==== Fragmento del documento ====

La destrucción apocalíptica del 11-S —y su atroz saldo de víctimas, que quebró para siempre la inocencia americana y la confianza ciega en la seguridad de su homeland—, cerró el periodo de optimismo abierto por la caída del Muro de Berlín en 1989, que marcó el final de la Guerra Fría, aceleró vertiginosamente una globalización sin fronteras, y difundió la esperanza de disfrutar los que entonces se llamaron ‘dividendos de la paz’. Con el desplome de las Torres Gemelas, Occidente ingresó en el siglo bajo el signo del pánico, y nuestra cultura se precipitó en las tinieblas de la historia. Dos días antes, Berlín había celebrado la inauguración del Museo Judío de Daniel Libeskind (que por cierto ganaría más tarde el concurso para la ordenación de la Zona Cero), y la víspera de los atentados el Museo del Prado había recordado con alegría el vigésimo aniversario del retorno a España del Guernica de Picasso, ocasiones ambas festivas en lo que tenían de exorcismo de los horrores del atribulado pasado europeo, con el exterminio masivo de gentes indefensas en las cámaras de gas o en los bombardeos urbanos: súbitamente, aquellos fotogramas en blanco y negro que suponíamos congelados en los abismos del tiempo adquirían vida propia, y desplegaban su violencia cruel ante nuestros ojos asombrados. Ese día entramos en el siglo XXI, y supimos que los años siguientes se desarrollarían bajo la sombra alargada de unas torres ausentes.

==== Datos proporcionados ====

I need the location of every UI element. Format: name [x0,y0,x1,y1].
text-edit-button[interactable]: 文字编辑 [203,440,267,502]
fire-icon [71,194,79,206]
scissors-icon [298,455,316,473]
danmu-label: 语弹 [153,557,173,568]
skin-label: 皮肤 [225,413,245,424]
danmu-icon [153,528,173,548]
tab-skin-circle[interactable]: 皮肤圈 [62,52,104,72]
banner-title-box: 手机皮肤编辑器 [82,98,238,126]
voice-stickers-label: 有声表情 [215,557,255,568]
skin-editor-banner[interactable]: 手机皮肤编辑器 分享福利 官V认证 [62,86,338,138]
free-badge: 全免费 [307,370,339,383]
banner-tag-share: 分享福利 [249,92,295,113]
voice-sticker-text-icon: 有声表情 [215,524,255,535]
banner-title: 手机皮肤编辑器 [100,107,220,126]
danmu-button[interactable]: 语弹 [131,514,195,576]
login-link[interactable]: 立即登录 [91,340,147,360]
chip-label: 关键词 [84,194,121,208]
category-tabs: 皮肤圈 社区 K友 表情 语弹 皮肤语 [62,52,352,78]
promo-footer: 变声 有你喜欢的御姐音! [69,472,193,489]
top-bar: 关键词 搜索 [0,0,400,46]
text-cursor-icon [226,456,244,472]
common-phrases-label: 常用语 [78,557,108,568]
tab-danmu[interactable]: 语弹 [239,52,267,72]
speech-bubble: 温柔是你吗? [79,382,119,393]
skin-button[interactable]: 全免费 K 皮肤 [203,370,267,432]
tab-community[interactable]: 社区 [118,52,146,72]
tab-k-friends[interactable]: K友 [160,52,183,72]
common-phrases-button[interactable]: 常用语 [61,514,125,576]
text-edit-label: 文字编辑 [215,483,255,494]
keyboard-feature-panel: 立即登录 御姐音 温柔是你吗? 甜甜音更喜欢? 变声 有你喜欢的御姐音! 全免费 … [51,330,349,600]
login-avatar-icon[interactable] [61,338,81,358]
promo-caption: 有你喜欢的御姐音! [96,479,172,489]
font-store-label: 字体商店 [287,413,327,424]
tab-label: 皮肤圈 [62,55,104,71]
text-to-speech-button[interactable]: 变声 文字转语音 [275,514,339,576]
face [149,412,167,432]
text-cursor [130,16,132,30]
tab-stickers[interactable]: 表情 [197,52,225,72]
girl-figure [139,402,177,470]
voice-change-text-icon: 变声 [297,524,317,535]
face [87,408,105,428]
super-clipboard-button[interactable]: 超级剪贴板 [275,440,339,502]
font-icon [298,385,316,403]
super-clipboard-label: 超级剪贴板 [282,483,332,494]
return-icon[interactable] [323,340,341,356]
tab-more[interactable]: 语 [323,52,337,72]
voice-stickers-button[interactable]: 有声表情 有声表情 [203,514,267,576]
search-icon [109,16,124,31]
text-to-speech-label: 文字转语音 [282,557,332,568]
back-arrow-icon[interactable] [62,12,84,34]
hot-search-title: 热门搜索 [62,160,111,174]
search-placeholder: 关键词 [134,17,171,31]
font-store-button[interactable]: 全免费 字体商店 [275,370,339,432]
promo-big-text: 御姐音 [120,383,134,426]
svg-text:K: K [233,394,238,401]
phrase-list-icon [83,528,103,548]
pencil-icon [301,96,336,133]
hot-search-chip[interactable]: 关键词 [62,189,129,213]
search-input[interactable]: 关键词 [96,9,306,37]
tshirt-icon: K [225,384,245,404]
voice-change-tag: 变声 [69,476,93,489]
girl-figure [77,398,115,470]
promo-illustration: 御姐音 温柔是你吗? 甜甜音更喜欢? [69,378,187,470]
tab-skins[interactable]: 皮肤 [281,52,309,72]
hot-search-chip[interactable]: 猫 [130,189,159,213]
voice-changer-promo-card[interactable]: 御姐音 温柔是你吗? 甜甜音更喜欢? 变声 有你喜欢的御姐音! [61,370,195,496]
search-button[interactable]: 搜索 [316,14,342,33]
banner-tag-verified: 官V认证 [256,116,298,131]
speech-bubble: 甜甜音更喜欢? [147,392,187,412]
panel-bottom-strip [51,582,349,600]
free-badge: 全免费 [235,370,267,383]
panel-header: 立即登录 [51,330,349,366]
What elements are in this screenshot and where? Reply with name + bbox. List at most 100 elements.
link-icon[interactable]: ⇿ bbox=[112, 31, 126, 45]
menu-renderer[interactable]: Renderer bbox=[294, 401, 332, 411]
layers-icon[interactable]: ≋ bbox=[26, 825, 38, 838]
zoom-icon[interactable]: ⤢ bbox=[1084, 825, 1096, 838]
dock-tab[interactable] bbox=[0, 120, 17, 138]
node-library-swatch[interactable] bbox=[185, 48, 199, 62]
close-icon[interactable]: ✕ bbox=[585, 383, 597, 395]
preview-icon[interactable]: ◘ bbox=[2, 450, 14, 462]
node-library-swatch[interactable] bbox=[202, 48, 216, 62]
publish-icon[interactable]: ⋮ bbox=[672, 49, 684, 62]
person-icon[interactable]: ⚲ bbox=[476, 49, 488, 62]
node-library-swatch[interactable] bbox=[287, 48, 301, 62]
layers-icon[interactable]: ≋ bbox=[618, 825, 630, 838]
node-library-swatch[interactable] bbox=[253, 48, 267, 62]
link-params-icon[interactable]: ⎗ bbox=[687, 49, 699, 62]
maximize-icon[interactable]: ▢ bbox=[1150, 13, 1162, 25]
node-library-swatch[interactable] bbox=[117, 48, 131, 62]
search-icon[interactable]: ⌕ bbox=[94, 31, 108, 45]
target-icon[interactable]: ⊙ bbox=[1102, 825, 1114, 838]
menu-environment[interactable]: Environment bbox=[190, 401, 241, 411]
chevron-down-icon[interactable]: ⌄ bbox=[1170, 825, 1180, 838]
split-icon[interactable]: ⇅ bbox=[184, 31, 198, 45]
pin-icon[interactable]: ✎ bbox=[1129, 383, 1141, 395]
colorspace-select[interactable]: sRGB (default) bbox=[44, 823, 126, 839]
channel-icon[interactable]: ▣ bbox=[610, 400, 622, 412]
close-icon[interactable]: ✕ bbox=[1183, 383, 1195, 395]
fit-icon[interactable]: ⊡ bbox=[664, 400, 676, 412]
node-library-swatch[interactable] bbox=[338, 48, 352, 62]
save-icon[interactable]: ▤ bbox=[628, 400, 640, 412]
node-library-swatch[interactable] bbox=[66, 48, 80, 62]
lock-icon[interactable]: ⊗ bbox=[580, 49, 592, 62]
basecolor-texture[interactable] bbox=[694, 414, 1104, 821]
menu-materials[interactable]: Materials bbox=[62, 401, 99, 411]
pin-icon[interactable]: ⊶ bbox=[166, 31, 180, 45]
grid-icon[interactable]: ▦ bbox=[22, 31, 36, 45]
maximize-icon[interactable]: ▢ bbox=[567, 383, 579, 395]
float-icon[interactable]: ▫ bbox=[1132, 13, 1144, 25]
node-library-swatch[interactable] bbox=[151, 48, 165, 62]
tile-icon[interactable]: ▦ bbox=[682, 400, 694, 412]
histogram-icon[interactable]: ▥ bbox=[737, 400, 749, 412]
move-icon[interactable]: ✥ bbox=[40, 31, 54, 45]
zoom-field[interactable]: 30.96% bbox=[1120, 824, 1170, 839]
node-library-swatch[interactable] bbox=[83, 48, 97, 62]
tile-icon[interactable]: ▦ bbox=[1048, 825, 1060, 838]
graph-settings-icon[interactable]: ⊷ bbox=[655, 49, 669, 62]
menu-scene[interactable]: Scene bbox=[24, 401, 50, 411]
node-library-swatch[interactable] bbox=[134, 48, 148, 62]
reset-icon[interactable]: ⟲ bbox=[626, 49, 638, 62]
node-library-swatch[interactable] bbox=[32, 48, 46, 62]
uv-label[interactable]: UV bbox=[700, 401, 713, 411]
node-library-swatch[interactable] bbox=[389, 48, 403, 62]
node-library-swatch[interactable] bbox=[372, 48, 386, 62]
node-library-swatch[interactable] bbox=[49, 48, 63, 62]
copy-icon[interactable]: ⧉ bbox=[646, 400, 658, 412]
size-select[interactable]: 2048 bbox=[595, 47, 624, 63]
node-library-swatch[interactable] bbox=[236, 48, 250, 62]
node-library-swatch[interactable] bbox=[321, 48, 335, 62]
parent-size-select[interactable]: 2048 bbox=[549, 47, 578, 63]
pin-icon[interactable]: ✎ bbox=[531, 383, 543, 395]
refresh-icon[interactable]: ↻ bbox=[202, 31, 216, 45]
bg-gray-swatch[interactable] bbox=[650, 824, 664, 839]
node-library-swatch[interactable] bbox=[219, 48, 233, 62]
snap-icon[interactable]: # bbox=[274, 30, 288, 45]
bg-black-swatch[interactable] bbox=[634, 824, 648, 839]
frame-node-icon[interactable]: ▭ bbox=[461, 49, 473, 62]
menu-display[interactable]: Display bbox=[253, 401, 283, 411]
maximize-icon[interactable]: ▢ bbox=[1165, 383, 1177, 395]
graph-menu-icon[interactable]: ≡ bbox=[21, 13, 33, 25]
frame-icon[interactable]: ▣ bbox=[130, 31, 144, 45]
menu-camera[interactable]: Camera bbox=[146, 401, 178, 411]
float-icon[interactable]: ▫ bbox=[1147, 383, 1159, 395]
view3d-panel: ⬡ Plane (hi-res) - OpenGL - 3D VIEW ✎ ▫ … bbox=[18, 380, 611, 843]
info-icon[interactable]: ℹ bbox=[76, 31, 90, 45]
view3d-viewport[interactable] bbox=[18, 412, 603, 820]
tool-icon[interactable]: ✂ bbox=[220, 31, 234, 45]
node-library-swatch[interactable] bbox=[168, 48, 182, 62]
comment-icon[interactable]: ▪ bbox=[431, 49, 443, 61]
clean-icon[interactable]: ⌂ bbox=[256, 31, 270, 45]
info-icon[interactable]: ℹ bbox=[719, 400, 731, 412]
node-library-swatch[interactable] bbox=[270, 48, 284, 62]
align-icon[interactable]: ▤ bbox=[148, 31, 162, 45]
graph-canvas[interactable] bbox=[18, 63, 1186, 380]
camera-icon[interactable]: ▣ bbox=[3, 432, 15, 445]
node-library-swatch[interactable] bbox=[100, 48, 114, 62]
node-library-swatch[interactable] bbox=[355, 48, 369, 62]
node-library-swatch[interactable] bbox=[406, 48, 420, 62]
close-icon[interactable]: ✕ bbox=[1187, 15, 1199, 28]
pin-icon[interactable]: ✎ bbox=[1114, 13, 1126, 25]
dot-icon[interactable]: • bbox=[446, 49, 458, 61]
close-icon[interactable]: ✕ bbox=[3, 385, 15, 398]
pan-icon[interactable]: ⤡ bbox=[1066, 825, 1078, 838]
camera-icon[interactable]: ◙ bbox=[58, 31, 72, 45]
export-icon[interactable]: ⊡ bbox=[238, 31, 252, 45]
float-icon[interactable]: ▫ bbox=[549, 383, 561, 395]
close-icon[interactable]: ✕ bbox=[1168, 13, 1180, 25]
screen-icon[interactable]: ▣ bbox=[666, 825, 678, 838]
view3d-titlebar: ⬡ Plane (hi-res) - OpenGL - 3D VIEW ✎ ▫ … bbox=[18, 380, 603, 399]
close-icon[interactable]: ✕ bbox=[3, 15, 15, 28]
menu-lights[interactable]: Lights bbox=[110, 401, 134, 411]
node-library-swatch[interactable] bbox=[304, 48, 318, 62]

====

Qué se pide =
Retoma el texto sobre el 11-S y el fin del optimismo de la posguerra fría y continúalo desde su última oración.

Respuesta a continuación =
Ya aprendimos entonces que la catástrofe neoyorquina no impediría la construcción de nuevos rascacielos, y el orgullo herido de la ciudad y del país hacía prever una reconstrucción rápida y vigorosa de la Zona Cero de Manhattan. Acaso como símbolo de la confusión o la impotencia americanas, el proceso de regeneración de la herida urbana causada por la ruina de las torres fue por el contrario lento y caótico, de suerte que el décimo aniversario se celebra con sólo uno de los cuatro rascacielos previstos en construcción —la llamada Freedom Tower, diseñada por David Childs—, sin haber logrado inaugurar el pequeño museo de Snøhetta, completar el gran intercambiador de transportes de Santiago Calatrava, o iniciar siquiera el centro de artes escénicas de Frank Gehry. Únicamente el memorial de Michael Arad y Peter Walker, dos estanques en la huella de las torres, con los nombres de las víctimas grabadas en su perímetro y un hueco central por el que la plácida lámina de agua se precipita hacia un vacío sombrío, ha llegado a tiempo para la efemérides, si bien su ensimismado lirismo resulta aún difícil de apreciar en el marco confuso de un gigantesco solar en obras. Nueva York se ha recuperado del golpe, el sur de Manhattan es hoy una zona vibrante de actividad, jalonada con nuevas realizaciones, pero la historia premiosa, frustrante y embarullada de la reconstrucción de la Zona Cero refleja quizá el declive impreciso de un imperio global. Desde una Europa paralizada e inerme, sumida en las convulsiones de nuestra propia crisis financiera e institucional, miramos al otro lado del Atlántico y, como hace diez años, todos nos sentimos neoyorquinos. Pero, pese a nuestra voluntad de hacerlo, hoy no podríamos dedicar a la reconstrucción del solar de las Torres Gemelas el número de solidaridad y de homenaje que sí pudimos publicar con motivo de su destrucción.